WHAT IS REQUIRED
Find the line that contains "Output the text content of this document." in the entries below. Output it and each later line exactly, and nothing else.

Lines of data
################

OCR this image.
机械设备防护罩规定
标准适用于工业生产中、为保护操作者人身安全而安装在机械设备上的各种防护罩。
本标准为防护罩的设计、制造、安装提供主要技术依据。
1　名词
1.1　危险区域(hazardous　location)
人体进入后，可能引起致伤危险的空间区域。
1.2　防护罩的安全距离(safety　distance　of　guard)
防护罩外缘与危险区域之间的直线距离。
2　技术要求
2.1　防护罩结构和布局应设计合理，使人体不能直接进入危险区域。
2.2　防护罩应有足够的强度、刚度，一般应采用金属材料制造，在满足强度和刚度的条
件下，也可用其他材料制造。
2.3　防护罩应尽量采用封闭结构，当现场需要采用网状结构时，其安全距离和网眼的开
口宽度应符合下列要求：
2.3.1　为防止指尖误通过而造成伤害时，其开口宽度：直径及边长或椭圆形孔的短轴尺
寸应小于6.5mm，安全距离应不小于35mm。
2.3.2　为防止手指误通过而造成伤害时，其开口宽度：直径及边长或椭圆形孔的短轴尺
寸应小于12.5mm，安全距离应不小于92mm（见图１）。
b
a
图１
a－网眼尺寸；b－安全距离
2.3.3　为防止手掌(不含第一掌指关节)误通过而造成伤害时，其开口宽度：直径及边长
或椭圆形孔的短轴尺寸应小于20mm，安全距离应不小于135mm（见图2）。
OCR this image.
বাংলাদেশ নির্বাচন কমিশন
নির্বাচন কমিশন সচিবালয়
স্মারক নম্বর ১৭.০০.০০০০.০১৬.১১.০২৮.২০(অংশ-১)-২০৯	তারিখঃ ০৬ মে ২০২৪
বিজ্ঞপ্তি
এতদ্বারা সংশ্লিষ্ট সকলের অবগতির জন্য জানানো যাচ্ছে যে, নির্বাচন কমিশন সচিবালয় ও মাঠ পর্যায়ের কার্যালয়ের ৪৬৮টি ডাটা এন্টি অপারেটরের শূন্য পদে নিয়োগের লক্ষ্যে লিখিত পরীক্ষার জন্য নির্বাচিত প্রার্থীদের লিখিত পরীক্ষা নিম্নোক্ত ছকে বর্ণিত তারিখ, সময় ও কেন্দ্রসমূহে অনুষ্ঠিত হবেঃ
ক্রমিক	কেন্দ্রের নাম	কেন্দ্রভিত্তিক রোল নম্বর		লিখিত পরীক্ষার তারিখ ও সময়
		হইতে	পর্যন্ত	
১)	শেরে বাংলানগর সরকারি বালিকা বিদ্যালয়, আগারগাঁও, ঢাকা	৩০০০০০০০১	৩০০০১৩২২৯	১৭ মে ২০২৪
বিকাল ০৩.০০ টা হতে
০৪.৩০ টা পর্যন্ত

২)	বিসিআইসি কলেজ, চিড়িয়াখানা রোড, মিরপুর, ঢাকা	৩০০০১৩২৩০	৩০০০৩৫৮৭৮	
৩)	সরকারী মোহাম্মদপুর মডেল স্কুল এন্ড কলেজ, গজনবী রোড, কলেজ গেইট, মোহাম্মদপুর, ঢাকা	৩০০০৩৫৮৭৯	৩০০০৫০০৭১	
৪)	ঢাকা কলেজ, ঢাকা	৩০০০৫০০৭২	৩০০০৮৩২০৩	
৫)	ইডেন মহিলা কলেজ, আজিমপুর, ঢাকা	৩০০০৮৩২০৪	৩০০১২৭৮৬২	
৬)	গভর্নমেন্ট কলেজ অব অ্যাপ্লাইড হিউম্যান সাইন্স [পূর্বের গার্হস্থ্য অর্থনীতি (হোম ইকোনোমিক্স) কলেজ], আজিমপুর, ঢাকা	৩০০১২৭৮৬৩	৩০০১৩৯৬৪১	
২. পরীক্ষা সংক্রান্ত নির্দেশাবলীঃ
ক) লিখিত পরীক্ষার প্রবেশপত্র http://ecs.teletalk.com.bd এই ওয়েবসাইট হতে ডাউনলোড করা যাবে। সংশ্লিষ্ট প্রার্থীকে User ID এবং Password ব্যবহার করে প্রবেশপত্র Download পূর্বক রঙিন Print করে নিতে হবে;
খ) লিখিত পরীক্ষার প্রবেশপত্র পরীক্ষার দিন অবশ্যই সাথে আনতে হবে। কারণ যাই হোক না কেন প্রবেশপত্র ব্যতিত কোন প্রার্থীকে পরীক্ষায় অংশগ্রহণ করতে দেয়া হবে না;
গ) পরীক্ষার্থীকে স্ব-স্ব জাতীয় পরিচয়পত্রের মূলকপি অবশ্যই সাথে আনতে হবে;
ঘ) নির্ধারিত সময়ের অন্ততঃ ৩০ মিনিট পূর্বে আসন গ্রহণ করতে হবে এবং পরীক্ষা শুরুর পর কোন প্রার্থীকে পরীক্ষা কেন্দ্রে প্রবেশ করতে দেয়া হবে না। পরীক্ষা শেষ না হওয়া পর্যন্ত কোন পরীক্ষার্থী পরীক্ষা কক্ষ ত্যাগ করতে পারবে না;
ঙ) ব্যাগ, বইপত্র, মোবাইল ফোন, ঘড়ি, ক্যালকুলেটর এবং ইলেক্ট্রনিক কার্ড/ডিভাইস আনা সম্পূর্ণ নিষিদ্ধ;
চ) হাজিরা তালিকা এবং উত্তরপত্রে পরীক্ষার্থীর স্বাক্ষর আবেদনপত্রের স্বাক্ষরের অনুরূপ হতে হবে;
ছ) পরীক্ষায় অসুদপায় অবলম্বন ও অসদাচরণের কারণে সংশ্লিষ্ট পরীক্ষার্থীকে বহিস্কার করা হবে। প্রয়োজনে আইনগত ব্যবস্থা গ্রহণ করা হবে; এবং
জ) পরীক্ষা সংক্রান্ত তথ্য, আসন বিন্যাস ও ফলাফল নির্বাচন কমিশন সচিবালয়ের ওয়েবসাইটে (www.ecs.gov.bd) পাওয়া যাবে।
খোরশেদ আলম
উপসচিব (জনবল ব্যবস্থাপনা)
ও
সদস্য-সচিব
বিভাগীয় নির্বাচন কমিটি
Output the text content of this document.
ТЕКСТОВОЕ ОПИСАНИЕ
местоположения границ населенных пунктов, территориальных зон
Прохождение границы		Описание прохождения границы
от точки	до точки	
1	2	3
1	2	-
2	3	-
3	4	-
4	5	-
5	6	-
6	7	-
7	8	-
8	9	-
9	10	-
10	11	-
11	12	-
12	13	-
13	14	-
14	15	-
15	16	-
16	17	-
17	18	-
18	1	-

################

ANSWER IN FULL
Output the text content of this document.
ТЕКСТОВОЕ ОПИСАНИЕ
местоположения границ населенных пунктов, территориальных зон
Прохождение границы		Описание прохождения границы
от точки	до точки	
1	2	3
1	2	-
2	3	-
3	4	-
4	5	-
5	6	-
6	7	-
7	8	-
8	9	-
9	10	-
10	11	-
11	12	-
12	13	-
13	14	-
14	15	-
15	16	-
16	17	-
17	18	-
18	1	-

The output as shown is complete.